Write out all the material exactly. Leave nothing out.

%%

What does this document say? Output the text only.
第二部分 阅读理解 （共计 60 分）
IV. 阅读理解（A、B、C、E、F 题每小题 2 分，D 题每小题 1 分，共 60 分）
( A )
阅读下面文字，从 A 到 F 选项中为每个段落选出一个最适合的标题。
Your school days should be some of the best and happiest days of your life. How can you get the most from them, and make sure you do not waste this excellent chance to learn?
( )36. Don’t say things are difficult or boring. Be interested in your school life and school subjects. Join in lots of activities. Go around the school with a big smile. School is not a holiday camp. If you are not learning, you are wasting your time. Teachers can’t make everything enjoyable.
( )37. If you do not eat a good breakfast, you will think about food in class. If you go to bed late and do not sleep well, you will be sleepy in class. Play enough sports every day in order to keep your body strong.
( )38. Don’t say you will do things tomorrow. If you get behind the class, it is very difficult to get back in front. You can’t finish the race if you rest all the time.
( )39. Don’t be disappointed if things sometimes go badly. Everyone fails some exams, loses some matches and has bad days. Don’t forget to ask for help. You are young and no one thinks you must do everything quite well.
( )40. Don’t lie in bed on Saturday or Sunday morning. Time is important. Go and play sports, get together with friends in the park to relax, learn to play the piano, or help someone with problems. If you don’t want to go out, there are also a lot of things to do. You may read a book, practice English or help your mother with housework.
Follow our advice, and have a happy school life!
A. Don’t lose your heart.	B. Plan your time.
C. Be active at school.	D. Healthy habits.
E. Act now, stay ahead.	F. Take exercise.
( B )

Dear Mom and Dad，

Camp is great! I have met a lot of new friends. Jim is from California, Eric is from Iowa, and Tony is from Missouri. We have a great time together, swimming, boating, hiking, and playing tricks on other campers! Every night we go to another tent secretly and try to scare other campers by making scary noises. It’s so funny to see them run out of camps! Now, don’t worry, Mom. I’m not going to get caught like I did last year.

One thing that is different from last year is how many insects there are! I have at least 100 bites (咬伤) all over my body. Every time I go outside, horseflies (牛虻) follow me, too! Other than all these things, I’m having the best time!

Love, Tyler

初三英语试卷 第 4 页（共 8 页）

%%

* _RESULT OF THIS EXERCISE_:
What does this document say? Output the text only.
第二部分 阅读理解 （共计 60 分）
IV. 阅读理解（A、B、C、E、F 题每小题 2 分，D 题每小题 1 分，共 60 分）
( A )
阅读下面文字，从 A 到 F 选项中为每个段落选出一个最适合的标题。
Your school days should be some of the best and happiest days of your life. How can you get the most from them, and make sure you do not waste this excellent chance to learn?
( )36. Don’t say things are difficult or boring. Be interested in your school life and school subjects. Join in lots of activities. Go around the school with a big smile. School is not a holiday camp. If you are not learning, you are wasting your time. Teachers can’t make everything enjoyable.
( )37. If you do not eat a good breakfast, you will think about food in class. If you go to bed late and do not sleep well, you will be sleepy in class. Play enough sports every day in order to keep your body strong.
( )38. Don’t say you will do things tomorrow. If you get behind the class, it is very difficult to get back in front. You can’t finish the race if you rest all the time.
( )39. Don’t be disappointed if things sometimes go badly. Everyone fails some exams, loses some matches and has bad days. Don’t forget to ask for help. You are young and no one thinks you must do everything quite well.
( )40. Don’t lie in bed on Saturday or Sunday morning. Time is important. Go and play sports, get together with friends in the park to relax, learn to play the piano, or help someone with problems. If you don’t want to go out, there are also a lot of things to do. You may read a book, practice English or help your mother with housework.
Follow our advice, and have a happy school life!
A. Don’t lose your heart.	B. Plan your time.
C. Be active at school.	D. Healthy habits.
E. Act now, stay ahead.	F. Take exercise.
( B )

Dear Mom and Dad，

Camp is great! I have met a lot of new friends. Jim is from California, Eric is from Iowa, and Tony is from Missouri. We have a great time together, swimming, boating, hiking, and playing tricks on other campers! Every night we go to another tent secretly and try to scare other campers by making scary noises. It’s so funny to see them run out of camps! Now, don’t worry, Mom. I’m not going to get caught like I did last year.

One thing that is different from last year is how many insects there are! I have at least 100 bites (咬伤) all over my body. Every time I go outside, horseflies (牛虻) follow me, too! Other than all these things, I’m having the best time!

Love, Tyler

初三英语试卷 第 4 页（共 8 页）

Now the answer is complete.